INPUT FOR THIS TASK
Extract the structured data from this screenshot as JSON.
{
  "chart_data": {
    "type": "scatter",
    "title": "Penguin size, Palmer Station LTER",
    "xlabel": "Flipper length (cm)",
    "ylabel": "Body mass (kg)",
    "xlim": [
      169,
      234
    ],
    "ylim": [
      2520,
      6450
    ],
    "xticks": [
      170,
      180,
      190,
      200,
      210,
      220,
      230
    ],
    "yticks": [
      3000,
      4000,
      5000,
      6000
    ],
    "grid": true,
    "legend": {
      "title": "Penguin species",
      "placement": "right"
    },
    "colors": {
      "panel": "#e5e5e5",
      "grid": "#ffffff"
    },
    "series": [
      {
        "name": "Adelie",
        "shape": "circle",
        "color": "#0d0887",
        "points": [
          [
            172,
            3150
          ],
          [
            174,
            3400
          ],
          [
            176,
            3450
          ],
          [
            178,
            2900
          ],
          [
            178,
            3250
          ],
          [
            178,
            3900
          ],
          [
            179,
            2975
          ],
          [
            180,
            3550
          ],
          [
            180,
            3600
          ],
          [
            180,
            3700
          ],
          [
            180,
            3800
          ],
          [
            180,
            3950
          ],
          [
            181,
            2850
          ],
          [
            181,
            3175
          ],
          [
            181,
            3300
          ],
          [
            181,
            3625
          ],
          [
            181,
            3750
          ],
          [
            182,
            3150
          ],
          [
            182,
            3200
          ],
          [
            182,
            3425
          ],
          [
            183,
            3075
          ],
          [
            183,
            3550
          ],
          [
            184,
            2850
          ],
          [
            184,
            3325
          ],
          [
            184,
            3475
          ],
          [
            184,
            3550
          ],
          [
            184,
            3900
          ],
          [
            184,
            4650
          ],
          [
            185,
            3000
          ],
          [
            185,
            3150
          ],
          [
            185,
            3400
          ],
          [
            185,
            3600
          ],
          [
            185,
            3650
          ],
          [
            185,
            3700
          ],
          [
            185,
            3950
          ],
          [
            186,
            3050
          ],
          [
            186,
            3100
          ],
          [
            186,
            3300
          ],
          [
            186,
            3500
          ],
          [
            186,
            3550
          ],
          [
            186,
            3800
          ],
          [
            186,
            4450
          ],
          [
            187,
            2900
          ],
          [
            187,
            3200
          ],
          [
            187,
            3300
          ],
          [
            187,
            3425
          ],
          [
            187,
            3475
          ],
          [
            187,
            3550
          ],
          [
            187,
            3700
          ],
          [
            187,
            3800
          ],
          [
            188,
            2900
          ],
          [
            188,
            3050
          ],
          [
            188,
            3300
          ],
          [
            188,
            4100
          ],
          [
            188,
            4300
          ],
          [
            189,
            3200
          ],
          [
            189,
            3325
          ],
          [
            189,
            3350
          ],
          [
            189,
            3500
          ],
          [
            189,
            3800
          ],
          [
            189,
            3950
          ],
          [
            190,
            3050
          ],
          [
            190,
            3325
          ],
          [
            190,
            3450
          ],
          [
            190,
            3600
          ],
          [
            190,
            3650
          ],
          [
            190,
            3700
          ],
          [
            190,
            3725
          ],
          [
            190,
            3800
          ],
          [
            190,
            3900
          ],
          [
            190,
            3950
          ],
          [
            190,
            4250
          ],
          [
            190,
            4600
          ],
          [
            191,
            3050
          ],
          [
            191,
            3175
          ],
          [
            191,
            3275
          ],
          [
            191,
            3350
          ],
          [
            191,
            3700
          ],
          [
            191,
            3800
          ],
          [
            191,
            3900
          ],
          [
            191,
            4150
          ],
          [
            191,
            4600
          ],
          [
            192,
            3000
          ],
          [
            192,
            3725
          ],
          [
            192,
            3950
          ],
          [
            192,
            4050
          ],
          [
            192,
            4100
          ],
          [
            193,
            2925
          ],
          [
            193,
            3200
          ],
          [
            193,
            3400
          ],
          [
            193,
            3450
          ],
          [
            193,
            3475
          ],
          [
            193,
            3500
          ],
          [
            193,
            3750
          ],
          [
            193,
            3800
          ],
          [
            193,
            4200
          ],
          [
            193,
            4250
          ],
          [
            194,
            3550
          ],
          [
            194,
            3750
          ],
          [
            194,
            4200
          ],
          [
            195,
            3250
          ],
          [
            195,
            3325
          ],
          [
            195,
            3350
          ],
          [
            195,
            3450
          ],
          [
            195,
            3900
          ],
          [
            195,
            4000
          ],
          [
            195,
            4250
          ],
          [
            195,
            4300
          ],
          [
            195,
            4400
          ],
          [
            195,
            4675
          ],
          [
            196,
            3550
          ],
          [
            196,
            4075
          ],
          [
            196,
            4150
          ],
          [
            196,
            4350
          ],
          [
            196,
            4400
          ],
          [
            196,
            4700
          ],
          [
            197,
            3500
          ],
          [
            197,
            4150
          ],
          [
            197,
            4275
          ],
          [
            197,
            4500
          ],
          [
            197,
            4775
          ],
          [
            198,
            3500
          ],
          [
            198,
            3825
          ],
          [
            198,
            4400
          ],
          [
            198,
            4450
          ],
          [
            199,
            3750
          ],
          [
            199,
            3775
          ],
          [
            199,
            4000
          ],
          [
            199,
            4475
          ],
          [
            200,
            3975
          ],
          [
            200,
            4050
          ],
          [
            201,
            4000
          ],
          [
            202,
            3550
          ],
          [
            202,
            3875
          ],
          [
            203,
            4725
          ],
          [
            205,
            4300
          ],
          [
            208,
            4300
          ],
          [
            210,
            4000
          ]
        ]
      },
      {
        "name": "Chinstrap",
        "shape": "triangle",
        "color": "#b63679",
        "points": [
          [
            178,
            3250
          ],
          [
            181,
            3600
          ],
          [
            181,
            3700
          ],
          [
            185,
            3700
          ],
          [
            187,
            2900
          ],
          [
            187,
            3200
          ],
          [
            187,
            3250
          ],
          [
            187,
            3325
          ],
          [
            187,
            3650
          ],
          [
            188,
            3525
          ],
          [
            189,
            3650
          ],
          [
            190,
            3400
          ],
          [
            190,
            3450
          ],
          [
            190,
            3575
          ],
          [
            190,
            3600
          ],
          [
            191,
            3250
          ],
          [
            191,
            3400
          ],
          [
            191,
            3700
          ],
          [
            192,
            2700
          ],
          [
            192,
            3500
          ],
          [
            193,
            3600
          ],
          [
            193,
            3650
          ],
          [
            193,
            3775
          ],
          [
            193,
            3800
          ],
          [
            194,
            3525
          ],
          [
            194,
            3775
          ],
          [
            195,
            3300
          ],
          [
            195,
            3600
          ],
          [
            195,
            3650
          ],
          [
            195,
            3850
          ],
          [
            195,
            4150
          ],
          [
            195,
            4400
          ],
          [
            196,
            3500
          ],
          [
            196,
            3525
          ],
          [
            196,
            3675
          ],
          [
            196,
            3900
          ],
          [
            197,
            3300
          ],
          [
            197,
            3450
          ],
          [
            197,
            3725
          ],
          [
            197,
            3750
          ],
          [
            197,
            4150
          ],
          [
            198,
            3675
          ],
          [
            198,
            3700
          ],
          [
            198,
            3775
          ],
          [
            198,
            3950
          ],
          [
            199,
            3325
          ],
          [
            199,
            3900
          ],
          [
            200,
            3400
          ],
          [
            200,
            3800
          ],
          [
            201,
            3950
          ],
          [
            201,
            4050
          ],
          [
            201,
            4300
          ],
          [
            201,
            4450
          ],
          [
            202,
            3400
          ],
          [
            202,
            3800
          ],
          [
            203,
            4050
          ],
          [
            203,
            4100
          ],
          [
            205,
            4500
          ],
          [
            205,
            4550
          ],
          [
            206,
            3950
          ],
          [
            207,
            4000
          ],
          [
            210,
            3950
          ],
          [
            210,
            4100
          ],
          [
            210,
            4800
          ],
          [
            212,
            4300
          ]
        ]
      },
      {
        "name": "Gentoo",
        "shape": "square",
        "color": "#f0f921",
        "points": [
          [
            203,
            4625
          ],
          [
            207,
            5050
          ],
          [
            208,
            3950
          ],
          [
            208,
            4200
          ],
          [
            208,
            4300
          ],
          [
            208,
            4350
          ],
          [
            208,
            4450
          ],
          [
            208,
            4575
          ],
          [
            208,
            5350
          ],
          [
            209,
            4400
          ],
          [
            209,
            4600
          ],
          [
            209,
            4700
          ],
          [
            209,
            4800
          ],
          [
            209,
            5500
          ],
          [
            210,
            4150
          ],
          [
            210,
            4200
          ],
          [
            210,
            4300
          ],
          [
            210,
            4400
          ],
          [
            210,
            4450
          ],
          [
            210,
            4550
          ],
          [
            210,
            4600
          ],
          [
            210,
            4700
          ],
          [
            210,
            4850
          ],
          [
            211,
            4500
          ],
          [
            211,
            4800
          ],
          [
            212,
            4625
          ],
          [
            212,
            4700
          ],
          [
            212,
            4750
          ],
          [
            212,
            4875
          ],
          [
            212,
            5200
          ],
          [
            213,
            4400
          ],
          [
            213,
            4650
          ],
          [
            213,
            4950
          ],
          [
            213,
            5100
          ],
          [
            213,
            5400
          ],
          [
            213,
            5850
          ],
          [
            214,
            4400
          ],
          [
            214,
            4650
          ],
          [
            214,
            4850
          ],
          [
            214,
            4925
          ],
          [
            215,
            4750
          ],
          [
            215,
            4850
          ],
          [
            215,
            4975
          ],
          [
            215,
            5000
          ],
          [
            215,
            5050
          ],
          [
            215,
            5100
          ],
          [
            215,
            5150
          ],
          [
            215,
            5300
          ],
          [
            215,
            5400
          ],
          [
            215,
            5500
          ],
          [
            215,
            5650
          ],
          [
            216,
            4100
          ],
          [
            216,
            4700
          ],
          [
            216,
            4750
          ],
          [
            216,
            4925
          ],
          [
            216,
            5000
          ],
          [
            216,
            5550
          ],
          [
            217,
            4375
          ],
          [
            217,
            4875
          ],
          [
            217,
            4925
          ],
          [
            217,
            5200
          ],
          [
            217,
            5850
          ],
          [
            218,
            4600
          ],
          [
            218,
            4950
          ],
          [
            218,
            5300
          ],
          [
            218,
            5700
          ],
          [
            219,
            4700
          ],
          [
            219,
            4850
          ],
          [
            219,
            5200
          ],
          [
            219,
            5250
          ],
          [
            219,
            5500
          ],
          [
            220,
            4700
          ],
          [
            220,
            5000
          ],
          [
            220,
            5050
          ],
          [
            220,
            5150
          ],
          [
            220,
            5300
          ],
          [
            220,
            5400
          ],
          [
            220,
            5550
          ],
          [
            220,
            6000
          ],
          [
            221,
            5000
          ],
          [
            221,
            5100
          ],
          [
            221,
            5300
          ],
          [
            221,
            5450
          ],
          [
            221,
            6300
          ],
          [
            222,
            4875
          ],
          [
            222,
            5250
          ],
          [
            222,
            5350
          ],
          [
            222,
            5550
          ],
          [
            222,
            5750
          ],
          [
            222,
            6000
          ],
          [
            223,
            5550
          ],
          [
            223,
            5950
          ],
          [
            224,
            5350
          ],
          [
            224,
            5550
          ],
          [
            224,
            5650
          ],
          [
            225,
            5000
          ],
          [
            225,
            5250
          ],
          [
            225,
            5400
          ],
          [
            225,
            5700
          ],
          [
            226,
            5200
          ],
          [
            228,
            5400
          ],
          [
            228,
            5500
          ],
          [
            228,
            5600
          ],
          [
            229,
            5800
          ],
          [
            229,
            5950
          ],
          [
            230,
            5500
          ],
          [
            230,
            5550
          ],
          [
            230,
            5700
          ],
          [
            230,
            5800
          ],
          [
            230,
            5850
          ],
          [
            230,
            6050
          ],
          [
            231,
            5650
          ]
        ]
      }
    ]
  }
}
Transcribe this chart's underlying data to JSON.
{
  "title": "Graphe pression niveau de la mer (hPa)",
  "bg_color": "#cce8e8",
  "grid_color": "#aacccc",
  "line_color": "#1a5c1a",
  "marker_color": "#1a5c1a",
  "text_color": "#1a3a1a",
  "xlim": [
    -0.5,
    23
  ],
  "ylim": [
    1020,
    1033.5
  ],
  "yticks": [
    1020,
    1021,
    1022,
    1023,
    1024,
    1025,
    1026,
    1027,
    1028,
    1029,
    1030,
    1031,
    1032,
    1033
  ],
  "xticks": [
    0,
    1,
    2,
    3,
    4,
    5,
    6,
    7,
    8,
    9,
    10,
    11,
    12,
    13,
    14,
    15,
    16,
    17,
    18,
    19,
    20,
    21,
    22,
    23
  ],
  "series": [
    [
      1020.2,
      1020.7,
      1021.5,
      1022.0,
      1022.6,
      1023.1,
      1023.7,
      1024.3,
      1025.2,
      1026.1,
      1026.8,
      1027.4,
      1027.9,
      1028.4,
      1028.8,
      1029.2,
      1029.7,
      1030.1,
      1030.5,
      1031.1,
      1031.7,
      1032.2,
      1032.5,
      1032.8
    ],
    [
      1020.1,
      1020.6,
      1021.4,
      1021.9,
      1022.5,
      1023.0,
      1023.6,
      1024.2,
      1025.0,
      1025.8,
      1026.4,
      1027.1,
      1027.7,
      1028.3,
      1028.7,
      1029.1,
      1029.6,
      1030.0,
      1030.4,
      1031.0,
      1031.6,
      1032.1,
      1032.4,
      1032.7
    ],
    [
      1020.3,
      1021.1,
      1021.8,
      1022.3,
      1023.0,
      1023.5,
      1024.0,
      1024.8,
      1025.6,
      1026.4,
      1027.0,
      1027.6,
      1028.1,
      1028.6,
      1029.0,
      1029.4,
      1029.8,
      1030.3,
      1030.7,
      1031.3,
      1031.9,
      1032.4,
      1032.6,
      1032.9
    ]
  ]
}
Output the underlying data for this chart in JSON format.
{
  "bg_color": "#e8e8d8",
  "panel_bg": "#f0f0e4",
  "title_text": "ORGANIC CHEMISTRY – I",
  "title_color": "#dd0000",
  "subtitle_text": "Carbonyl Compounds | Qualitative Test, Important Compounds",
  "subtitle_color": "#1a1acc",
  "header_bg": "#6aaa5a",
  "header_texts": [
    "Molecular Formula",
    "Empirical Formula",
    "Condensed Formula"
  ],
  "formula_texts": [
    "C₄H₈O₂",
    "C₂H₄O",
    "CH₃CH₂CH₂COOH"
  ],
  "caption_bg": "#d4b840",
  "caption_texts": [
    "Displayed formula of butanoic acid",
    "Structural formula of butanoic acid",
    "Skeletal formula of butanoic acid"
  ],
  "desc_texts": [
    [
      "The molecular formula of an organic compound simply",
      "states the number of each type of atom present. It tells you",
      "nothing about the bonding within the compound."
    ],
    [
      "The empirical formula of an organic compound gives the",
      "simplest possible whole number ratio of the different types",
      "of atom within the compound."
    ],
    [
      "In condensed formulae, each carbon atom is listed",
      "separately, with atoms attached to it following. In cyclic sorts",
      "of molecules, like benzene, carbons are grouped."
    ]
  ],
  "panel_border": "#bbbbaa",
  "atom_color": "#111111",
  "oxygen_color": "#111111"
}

INSTRUCTIONS FOR THE TASK
Return precisely the lines of the records, starting with the line that holds "Output the underlying" and ending with the last one.

RIGHT ANSWER
Output the underlying data for this chart in JSON format.
{
  "bg_color": "#e8e8d8",
  "panel_bg": "#f0f0e4",
  "title_text": "ORGANIC CHEMISTRY – I",
  "title_color": "#dd0000",
  "subtitle_text": "Carbonyl Compounds | Qualitative Test, Important Compounds",
  "subtitle_color": "#1a1acc",
  "header_bg": "#6aaa5a",
  "header_texts": [
    "Molecular Formula",
    "Empirical Formula",
    "Condensed Formula"
  ],
  "formula_texts": [
    "C₄H₈O₂",
    "C₂H₄O",
    "CH₃CH₂CH₂COOH"
  ],
  "caption_bg": "#d4b840",
  "caption_texts": [
    "Displayed formula of butanoic acid",
    "Structural formula of butanoic acid",
    "Skeletal formula of butanoic acid"
  ],
  "desc_texts": [
    [
      "The molecular formula of an organic compound simply",
      "states the number of each type of atom present. It tells you",
      "nothing about the bonding within the compound."
    ],
    [
      "The empirical formula of an organic compound gives the",
      "simplest possible whole number ratio of the different types",
      "of atom within the compound."
    ],
    [
      "In condensed formulae, each carbon atom is listed",
      "separately, with atoms attached to it following. In cyclic sorts",
      "of molecules, like benzene, carbons are grouped."
    ]
  ],
  "panel_border": "#bbbbaa",
  "atom_color": "#111111",
  "oxygen_color": "#111111"
}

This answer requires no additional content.